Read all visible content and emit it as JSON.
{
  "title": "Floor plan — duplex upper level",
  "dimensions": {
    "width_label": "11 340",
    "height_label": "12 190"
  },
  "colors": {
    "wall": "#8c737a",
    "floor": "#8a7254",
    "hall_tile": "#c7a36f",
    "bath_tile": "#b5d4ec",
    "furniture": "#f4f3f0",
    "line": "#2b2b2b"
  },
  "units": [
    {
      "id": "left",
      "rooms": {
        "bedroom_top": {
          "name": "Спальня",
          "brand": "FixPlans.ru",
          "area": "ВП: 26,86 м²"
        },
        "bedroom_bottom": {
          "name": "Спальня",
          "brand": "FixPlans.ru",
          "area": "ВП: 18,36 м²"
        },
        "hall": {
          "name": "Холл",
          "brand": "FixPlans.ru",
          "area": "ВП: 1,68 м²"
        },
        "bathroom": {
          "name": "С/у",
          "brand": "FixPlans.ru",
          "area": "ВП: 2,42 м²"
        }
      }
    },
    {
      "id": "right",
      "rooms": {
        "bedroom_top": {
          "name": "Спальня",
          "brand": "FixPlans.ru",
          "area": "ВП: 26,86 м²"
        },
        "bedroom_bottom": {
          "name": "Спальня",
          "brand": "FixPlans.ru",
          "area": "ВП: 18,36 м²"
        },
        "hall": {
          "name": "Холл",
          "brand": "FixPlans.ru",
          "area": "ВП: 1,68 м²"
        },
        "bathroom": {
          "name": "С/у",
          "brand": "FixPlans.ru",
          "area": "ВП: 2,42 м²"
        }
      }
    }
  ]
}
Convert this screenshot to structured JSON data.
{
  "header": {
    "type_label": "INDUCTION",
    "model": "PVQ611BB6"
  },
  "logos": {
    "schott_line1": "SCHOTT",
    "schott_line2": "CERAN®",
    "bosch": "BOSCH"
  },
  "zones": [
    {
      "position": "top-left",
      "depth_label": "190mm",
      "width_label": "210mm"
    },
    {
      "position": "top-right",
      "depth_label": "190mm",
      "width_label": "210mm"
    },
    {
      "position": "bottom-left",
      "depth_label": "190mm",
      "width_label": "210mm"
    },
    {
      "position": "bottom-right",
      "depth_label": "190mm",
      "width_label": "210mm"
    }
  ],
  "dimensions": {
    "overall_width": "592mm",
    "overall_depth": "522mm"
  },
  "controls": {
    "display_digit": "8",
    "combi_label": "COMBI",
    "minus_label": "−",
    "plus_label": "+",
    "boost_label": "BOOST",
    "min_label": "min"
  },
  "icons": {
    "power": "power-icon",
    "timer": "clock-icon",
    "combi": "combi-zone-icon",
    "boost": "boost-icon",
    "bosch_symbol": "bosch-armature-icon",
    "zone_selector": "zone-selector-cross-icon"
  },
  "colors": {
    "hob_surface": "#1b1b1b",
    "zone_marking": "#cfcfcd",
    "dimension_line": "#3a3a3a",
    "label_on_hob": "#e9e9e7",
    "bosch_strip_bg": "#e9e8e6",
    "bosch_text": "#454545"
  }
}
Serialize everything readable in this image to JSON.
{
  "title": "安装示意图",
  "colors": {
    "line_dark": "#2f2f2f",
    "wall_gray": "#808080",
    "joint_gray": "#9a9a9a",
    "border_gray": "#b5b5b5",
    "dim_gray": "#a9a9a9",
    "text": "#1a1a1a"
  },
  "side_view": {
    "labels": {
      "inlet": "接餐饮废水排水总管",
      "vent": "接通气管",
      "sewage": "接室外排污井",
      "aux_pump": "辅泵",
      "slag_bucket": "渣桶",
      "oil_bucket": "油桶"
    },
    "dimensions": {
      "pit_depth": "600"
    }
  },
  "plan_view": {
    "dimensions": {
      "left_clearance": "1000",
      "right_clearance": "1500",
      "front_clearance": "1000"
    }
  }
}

•••

### WHAT NEEDS TO BE DONE
Show every line from the entries above in which the word "position" appears.

### SOLUTION TO THIS TASK
      "position": "top-left",
      "position": "top-right",
      "position": "bottom-left",
      "position": "bottom-right",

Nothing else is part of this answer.